> Request
Whenever a line below holds the word "ylabel", copy that line.

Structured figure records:
○ ○ ○
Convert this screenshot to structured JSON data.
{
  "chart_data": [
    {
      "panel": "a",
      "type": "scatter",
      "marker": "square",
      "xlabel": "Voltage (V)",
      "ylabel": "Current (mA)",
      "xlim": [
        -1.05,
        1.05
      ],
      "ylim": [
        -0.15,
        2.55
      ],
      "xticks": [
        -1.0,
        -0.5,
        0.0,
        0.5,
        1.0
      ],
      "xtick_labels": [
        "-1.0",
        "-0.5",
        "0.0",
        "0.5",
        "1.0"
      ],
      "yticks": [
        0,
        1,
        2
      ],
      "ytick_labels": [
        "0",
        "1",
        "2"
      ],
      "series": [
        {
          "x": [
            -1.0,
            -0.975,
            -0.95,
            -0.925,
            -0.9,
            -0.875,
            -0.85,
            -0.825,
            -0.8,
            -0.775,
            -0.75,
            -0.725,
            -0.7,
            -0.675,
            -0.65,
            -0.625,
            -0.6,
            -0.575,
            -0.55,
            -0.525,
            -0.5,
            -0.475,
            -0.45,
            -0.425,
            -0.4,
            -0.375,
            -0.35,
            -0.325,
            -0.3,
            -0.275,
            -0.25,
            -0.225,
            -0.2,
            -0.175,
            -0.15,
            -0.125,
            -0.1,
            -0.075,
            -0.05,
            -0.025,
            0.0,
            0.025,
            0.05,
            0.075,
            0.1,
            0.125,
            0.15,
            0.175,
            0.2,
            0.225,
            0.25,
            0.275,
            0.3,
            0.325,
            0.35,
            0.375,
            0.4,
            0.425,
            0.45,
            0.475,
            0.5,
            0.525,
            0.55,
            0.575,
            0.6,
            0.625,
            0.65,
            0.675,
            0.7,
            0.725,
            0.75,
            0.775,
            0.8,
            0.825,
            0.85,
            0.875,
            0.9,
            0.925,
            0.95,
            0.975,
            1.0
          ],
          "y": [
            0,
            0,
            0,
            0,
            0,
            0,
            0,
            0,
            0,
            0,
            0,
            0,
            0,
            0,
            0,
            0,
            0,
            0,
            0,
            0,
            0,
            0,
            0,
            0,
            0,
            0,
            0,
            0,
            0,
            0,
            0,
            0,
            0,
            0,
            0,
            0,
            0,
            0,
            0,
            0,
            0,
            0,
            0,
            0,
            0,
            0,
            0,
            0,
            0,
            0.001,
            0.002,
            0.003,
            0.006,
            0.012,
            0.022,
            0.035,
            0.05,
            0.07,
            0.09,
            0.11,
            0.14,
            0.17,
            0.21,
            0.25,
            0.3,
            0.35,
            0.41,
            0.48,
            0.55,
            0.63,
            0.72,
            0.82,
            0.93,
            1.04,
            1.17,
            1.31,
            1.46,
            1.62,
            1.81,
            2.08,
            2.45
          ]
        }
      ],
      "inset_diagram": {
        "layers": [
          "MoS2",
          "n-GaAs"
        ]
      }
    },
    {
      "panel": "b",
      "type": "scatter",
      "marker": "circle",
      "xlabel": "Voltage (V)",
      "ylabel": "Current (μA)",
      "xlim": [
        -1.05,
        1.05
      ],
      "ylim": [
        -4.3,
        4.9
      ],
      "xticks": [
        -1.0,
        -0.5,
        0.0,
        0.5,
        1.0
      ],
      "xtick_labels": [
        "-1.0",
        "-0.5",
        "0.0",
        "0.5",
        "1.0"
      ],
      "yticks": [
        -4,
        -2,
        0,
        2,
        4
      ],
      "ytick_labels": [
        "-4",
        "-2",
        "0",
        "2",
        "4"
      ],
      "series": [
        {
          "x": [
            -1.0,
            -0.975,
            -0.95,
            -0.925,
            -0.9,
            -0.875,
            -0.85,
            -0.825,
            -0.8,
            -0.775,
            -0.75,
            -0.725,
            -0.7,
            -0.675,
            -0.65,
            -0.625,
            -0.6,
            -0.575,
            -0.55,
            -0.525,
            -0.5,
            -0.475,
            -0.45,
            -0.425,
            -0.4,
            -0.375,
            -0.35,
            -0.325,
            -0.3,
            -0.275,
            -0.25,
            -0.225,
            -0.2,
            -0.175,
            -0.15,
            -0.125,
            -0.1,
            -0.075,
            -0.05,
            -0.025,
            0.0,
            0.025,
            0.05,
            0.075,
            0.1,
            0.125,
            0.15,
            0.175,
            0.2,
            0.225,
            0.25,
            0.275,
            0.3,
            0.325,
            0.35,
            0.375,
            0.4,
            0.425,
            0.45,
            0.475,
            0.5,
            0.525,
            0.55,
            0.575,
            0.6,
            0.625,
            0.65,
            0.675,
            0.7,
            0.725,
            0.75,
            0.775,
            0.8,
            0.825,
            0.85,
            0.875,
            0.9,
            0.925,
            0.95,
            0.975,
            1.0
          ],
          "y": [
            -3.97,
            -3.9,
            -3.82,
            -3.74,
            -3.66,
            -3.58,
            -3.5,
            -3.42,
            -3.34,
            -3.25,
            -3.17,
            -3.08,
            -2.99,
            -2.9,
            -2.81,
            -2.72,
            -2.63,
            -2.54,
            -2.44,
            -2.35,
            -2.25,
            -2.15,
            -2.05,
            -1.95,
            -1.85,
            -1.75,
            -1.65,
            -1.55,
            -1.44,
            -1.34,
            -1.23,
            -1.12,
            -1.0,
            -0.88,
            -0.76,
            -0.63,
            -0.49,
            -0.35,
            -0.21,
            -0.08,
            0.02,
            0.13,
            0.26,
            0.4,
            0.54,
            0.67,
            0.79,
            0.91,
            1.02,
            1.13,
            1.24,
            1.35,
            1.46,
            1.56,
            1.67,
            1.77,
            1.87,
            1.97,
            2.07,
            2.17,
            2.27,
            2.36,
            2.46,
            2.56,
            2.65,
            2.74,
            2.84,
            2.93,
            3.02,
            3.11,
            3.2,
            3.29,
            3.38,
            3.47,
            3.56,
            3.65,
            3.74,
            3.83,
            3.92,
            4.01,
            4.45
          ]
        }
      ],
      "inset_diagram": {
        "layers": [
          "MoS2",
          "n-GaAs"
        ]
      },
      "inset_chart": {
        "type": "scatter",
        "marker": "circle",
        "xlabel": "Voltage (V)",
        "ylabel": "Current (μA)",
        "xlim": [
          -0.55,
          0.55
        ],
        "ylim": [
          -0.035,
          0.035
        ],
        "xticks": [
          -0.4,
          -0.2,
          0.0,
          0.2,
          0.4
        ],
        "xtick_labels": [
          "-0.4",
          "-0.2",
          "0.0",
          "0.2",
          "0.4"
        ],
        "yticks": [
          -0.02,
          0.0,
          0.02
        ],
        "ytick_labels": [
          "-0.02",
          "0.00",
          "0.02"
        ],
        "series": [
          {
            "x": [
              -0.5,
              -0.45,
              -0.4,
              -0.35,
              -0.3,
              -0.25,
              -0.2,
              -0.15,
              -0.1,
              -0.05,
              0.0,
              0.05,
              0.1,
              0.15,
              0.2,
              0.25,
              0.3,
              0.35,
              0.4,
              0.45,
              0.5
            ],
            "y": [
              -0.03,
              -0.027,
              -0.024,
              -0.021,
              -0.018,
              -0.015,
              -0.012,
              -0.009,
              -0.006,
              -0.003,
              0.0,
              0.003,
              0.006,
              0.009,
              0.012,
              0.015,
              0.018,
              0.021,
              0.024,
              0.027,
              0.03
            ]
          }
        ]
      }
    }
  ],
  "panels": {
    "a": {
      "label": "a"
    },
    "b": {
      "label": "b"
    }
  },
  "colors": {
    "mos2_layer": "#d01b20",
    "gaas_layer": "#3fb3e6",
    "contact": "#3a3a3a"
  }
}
○ ○ ○
> Exercise response
      "ylabel": "Current (mA)",
      "ylabel": "Current (μA)",
        "ylabel": "Current (μA)",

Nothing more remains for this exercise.